Element placement data
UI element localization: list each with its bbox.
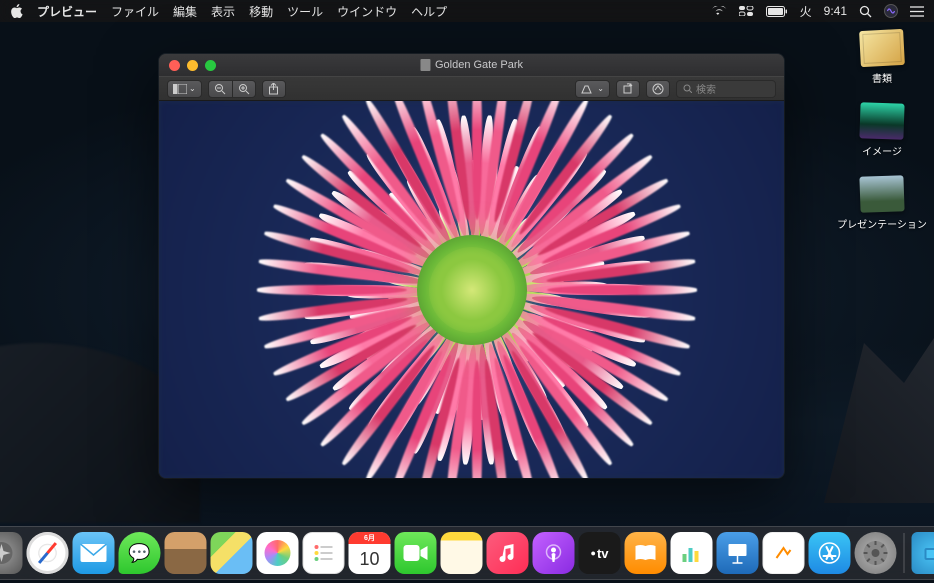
window-titlebar[interactable]: Golden Gate Park bbox=[159, 54, 784, 76]
dock-podcasts[interactable] bbox=[533, 532, 575, 574]
calendar-day-label: 10 bbox=[349, 544, 391, 574]
dock-downloads[interactable] bbox=[912, 532, 934, 574]
zoom-in-button[interactable] bbox=[232, 80, 256, 98]
window-zoom-button[interactable] bbox=[205, 60, 216, 71]
menu-clock[interactable]: 9:41 bbox=[824, 4, 847, 18]
window-toolbar: ⌄ ⌄ 検索 bbox=[159, 76, 784, 101]
flower-image bbox=[232, 101, 712, 478]
desktop-folder-documents[interactable]: 書類 bbox=[842, 30, 922, 85]
desktop-folder-images[interactable]: イメージ bbox=[842, 103, 922, 158]
window-minimize-button[interactable] bbox=[187, 60, 198, 71]
app-name-menu[interactable]: プレビュー bbox=[37, 3, 97, 20]
spotlight-icon[interactable] bbox=[859, 5, 872, 18]
notification-center-icon[interactable] bbox=[910, 6, 924, 17]
menu-file[interactable]: ファイル bbox=[111, 3, 159, 20]
wifi-icon[interactable] bbox=[711, 6, 727, 17]
dock-system-preferences[interactable] bbox=[855, 532, 897, 574]
dock-contacts[interactable] bbox=[165, 532, 207, 574]
menu-go[interactable]: 移動 bbox=[249, 3, 273, 20]
dock-reminders[interactable] bbox=[303, 532, 345, 574]
battery-icon[interactable] bbox=[766, 6, 788, 17]
sidebar-view-button[interactable]: ⌄ bbox=[167, 80, 202, 98]
rotate-button[interactable] bbox=[616, 80, 640, 98]
presentations-thumbnail-icon bbox=[859, 175, 904, 213]
menu-window[interactable]: ウインドウ bbox=[337, 3, 397, 20]
dock-maps[interactable] bbox=[211, 532, 253, 574]
desktop-icon-label: 書類 bbox=[872, 70, 892, 85]
documents-thumbnail-icon bbox=[859, 29, 905, 67]
dock-notes[interactable] bbox=[441, 532, 483, 574]
desktop-icons-area: 書類 イメージ プレゼンテーション bbox=[842, 30, 922, 231]
desktop-icon-label: イメージ bbox=[862, 143, 902, 158]
dock-keynote[interactable] bbox=[717, 532, 759, 574]
document-proxy-icon[interactable] bbox=[420, 59, 430, 71]
menu-help[interactable]: ヘルプ bbox=[411, 3, 447, 20]
dock-safari[interactable] bbox=[27, 532, 69, 574]
dock-books[interactable] bbox=[625, 532, 667, 574]
dock-appstore[interactable] bbox=[809, 532, 851, 574]
preview-window: Golden Gate Park ⌄ ⌄ bbox=[159, 54, 784, 478]
markup-button[interactable] bbox=[646, 80, 670, 98]
images-thumbnail-icon bbox=[859, 102, 904, 140]
dock-photos[interactable] bbox=[257, 532, 299, 574]
search-placeholder: 検索 bbox=[696, 81, 716, 96]
control-center-icon[interactable] bbox=[739, 6, 754, 16]
highlight-button[interactable]: ⌄ bbox=[575, 80, 610, 98]
siri-icon[interactable] bbox=[884, 4, 898, 18]
dock-messages[interactable]: 💬 bbox=[119, 532, 161, 574]
menu-edit[interactable]: 編集 bbox=[173, 3, 197, 20]
dock-music[interactable] bbox=[487, 532, 529, 574]
dock-facetime[interactable] bbox=[395, 532, 437, 574]
dock-separator bbox=[904, 533, 905, 573]
desktop-folder-presentations[interactable]: プレゼンテーション bbox=[842, 176, 922, 231]
desktop-icon-label: プレゼンテーション bbox=[837, 216, 927, 231]
calendar-month-label: 6月 bbox=[349, 532, 391, 544]
menu-view[interactable]: 表示 bbox=[211, 3, 235, 20]
dock-mail[interactable] bbox=[73, 532, 115, 574]
dock-pages[interactable] bbox=[763, 532, 805, 574]
apple-menu-icon[interactable] bbox=[10, 4, 23, 18]
dock-launchpad[interactable] bbox=[0, 532, 23, 574]
menu-tools[interactable]: ツール bbox=[287, 3, 323, 20]
zoom-out-button[interactable] bbox=[208, 80, 232, 98]
menu-day[interactable]: 火 bbox=[800, 3, 812, 20]
window-title: Golden Gate Park bbox=[420, 59, 523, 71]
menu-bar: プレビュー ファイル 編集 表示 移動 ツール ウインドウ ヘルプ 火 9:41 bbox=[0, 0, 934, 22]
dock: 💬 6月 10 ●tv bbox=[0, 526, 934, 580]
window-title-text: Golden Gate Park bbox=[435, 59, 523, 71]
window-close-button[interactable] bbox=[169, 60, 180, 71]
dock-numbers[interactable] bbox=[671, 532, 713, 574]
image-viewport[interactable] bbox=[159, 101, 784, 478]
dock-tv[interactable]: ●tv bbox=[579, 532, 621, 574]
dock-calendar[interactable]: 6月 10 bbox=[349, 532, 391, 574]
search-field[interactable]: 検索 bbox=[676, 80, 776, 98]
share-button[interactable] bbox=[262, 80, 286, 98]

Task goal:
Can you reproduce every line of the listing above character for character, leaving out the picture?

Solution to this task:
UI element localization: list each with its bbox.
window-titlebar[interactable]: Golden Gate Park bbox=[159, 54, 784, 76]
dock-podcasts[interactable] bbox=[533, 532, 575, 574]
calendar-day-label: 10 bbox=[349, 544, 391, 574]
dock-downloads[interactable] bbox=[912, 532, 934, 574]
zoom-in-button[interactable] bbox=[232, 80, 256, 98]
window-zoom-button[interactable] bbox=[205, 60, 216, 71]
menu-clock[interactable]: 9:41 bbox=[824, 4, 847, 18]
window-toolbar: ⌄ ⌄ 検索 bbox=[159, 76, 784, 101]
flower-image bbox=[232, 101, 712, 478]
desktop-folder-documents[interactable]: 書類 bbox=[842, 30, 922, 85]
desktop-folder-images[interactable]: イメージ bbox=[842, 103, 922, 158]
window-minimize-button[interactable] bbox=[187, 60, 198, 71]
app-name-menu[interactable]: プレビュー bbox=[37, 3, 97, 20]
spotlight-icon[interactable] bbox=[859, 5, 872, 18]
notification-center-icon[interactable] bbox=[910, 6, 924, 17]
menu-file[interactable]: ファイル bbox=[111, 3, 159, 20]
wifi-icon[interactable] bbox=[711, 6, 727, 17]
dock-system-preferences[interactable] bbox=[855, 532, 897, 574]
dock-contacts[interactable] bbox=[165, 532, 207, 574]
menu-go[interactable]: 移動 bbox=[249, 3, 273, 20]
dock-reminders[interactable] bbox=[303, 532, 345, 574]
battery-icon[interactable] bbox=[766, 6, 788, 17]
sidebar-view-button[interactable]: ⌄ bbox=[167, 80, 202, 98]
rotate-button[interactable] bbox=[616, 80, 640, 98]
presentations-thumbnail-icon bbox=[859, 175, 904, 213]
menu-window[interactable]: ウインドウ bbox=[337, 3, 397, 20]
dock-maps[interactable] bbox=[211, 532, 253, 574]
desktop-icon-label: 書類 bbox=[872, 70, 892, 85]
documents-thumbnail-icon bbox=[859, 29, 905, 67]
dock-notes[interactable] bbox=[441, 532, 483, 574]
desktop-icons-area: 書類 イメージ プレゼンテーション bbox=[842, 30, 922, 231]
desktop-icon-label: イメージ bbox=[862, 143, 902, 158]
dock-keynote[interactable] bbox=[717, 532, 759, 574]
document-proxy-icon[interactable] bbox=[420, 59, 430, 71]
menu-help[interactable]: ヘルプ bbox=[411, 3, 447, 20]
dock-safari[interactable] bbox=[27, 532, 69, 574]
dock-books[interactable] bbox=[625, 532, 667, 574]
dock-appstore[interactable] bbox=[809, 532, 851, 574]
preview-window: Golden Gate Park ⌄ ⌄ bbox=[159, 54, 784, 478]
markup-button[interactable] bbox=[646, 80, 670, 98]
images-thumbnail-icon bbox=[859, 102, 904, 140]
dock-photos[interactable] bbox=[257, 532, 299, 574]
search-placeholder: 検索 bbox=[696, 81, 716, 96]
control-center-icon[interactable] bbox=[739, 6, 754, 16]
highlight-button[interactable]: ⌄ bbox=[575, 80, 610, 98]
siri-icon[interactable] bbox=[884, 4, 898, 18]
dock-messages[interactable]: 💬 bbox=[119, 532, 161, 574]
menu-edit[interactable]: 編集 bbox=[173, 3, 197, 20]
dock-music[interactable] bbox=[487, 532, 529, 574]
dock-facetime[interactable] bbox=[395, 532, 437, 574]
dock-separator bbox=[904, 533, 905, 573]
desktop-folder-presentations[interactable]: プレゼンテーション bbox=[842, 176, 922, 231]
desktop-icon-label: プレゼンテーション bbox=[837, 216, 927, 231]
calendar-month-label: 6月 bbox=[349, 532, 391, 544]
menu-view[interactable]: 表示 bbox=[211, 3, 235, 20]
dock-mail[interactable] bbox=[73, 532, 115, 574]
dock-pages[interactable] bbox=[763, 532, 805, 574]
apple-menu-icon[interactable] bbox=[10, 4, 23, 18]
dock-launchpad[interactable] bbox=[0, 532, 23, 574]
menu-tools[interactable]: ツール bbox=[287, 3, 323, 20]
zoom-out-button[interactable] bbox=[208, 80, 232, 98]
menu-day[interactable]: 火 bbox=[800, 3, 812, 20]
window-title: Golden Gate Park bbox=[420, 59, 523, 71]
menu-bar: プレビュー ファイル 編集 表示 移動 ツール ウインドウ ヘルプ 火 9:41 bbox=[0, 0, 934, 22]
dock: 💬 6月 10 ●tv bbox=[0, 526, 934, 580]
window-title-text: Golden Gate Park bbox=[435, 59, 523, 71]
window-close-button[interactable] bbox=[169, 60, 180, 71]
dock-numbers[interactable] bbox=[671, 532, 713, 574]
image-viewport[interactable] bbox=[159, 101, 784, 478]
dock-tv[interactable]: ●tv bbox=[579, 532, 621, 574]
dock-calendar[interactable]: 6月 10 bbox=[349, 532, 391, 574]
search-field[interactable]: 検索 bbox=[676, 80, 776, 98]
share-button[interactable] bbox=[262, 80, 286, 98]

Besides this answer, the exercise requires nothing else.